**Do this**
Scan the material and copy every line in which "rmse" appears.
[Material for the task start]
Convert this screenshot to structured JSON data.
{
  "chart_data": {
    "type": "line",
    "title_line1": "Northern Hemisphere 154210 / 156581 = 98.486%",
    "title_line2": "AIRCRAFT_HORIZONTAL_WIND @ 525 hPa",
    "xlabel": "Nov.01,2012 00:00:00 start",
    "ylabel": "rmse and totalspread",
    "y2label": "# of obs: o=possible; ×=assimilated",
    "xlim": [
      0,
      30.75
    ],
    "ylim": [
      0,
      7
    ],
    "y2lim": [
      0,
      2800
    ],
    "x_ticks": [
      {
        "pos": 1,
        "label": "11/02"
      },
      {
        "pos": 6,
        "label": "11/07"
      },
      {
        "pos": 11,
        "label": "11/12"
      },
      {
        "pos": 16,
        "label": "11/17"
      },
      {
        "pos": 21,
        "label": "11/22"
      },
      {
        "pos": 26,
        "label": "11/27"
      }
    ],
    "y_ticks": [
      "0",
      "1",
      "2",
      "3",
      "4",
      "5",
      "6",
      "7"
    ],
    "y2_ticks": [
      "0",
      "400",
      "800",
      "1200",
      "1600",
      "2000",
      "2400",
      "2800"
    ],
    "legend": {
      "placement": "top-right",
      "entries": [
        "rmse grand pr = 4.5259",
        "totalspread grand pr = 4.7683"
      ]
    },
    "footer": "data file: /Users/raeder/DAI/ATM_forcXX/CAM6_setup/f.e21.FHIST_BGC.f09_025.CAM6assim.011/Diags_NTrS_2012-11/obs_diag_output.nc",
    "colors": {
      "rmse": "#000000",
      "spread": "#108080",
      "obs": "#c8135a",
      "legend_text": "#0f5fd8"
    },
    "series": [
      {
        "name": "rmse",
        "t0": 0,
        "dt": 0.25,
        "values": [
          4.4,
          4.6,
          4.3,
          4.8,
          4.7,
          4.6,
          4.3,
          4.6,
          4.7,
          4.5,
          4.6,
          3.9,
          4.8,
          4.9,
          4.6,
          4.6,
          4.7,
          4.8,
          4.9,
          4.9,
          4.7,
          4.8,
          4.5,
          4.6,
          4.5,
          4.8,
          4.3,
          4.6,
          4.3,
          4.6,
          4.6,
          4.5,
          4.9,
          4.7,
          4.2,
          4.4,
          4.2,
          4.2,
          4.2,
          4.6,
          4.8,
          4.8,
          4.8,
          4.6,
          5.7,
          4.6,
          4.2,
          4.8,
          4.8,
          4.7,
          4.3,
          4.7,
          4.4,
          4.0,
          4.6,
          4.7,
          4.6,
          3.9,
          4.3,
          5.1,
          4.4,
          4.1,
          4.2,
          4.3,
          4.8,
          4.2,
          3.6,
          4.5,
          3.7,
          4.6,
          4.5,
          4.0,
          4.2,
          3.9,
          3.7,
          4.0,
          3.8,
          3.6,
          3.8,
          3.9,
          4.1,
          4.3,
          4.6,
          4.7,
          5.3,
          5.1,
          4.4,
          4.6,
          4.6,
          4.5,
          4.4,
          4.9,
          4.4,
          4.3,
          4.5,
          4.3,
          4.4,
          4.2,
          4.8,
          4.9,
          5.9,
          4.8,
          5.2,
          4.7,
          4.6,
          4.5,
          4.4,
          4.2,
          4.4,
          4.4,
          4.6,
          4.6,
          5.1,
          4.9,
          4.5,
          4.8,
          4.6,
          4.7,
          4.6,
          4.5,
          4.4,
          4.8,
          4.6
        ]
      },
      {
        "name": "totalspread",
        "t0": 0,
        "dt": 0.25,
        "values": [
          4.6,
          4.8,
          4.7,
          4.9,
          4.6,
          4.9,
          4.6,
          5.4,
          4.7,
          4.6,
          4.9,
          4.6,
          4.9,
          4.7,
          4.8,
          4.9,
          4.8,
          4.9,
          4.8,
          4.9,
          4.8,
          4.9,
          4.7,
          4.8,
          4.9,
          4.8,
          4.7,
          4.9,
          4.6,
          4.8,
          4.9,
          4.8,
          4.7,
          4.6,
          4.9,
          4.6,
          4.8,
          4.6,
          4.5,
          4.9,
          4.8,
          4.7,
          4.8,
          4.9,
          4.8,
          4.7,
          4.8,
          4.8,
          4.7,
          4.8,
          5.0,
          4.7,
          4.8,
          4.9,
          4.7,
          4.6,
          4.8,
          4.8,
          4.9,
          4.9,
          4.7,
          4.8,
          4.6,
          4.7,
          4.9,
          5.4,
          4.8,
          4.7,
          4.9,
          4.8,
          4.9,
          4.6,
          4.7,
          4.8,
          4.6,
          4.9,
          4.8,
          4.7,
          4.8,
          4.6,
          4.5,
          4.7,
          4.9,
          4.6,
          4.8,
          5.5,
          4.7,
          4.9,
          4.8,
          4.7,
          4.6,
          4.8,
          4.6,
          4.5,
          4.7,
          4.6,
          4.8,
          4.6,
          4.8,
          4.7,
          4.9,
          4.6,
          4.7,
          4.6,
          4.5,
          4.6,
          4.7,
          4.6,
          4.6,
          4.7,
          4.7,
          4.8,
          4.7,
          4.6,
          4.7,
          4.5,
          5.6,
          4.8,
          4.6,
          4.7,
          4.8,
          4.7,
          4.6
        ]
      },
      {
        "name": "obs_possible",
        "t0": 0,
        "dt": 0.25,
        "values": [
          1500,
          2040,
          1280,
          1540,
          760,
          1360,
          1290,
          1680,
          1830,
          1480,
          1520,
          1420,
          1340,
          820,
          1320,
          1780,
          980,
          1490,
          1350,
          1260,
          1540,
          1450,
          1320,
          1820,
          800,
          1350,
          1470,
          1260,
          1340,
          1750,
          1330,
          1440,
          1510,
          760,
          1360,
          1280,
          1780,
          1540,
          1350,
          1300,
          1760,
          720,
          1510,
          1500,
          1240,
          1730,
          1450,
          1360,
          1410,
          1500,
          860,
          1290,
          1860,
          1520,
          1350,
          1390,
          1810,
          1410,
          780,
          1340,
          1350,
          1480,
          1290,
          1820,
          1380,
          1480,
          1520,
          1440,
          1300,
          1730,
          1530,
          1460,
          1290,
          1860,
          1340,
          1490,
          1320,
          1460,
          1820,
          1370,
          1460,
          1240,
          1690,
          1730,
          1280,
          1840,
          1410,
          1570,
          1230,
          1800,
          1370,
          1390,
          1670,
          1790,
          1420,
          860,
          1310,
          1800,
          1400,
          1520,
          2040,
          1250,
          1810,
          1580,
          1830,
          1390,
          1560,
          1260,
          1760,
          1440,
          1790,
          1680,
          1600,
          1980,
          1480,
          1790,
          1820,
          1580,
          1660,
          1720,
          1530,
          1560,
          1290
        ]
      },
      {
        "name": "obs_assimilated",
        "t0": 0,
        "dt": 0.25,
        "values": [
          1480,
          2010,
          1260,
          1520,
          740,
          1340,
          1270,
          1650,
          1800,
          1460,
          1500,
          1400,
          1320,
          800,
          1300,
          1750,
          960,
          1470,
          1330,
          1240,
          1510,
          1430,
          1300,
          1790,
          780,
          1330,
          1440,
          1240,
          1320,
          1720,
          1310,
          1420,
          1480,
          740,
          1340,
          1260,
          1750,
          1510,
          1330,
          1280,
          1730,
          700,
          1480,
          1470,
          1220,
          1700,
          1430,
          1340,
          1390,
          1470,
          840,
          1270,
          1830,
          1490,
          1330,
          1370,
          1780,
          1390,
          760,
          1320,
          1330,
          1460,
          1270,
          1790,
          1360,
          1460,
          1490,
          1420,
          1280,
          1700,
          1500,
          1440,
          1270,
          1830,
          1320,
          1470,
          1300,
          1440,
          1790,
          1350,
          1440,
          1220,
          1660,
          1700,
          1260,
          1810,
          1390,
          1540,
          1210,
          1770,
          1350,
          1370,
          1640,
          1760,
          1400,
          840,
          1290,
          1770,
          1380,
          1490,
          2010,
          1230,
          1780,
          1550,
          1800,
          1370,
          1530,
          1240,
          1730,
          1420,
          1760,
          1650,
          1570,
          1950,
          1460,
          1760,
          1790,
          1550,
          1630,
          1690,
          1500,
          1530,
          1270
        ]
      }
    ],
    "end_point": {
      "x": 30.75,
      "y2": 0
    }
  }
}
[Material for the task end]
**Solved problem**
    "ylabel": "rmse and totalspread",
        "rmse grand pr = 4.5259",
      "rmse": "#000000",
        "name": "rmse",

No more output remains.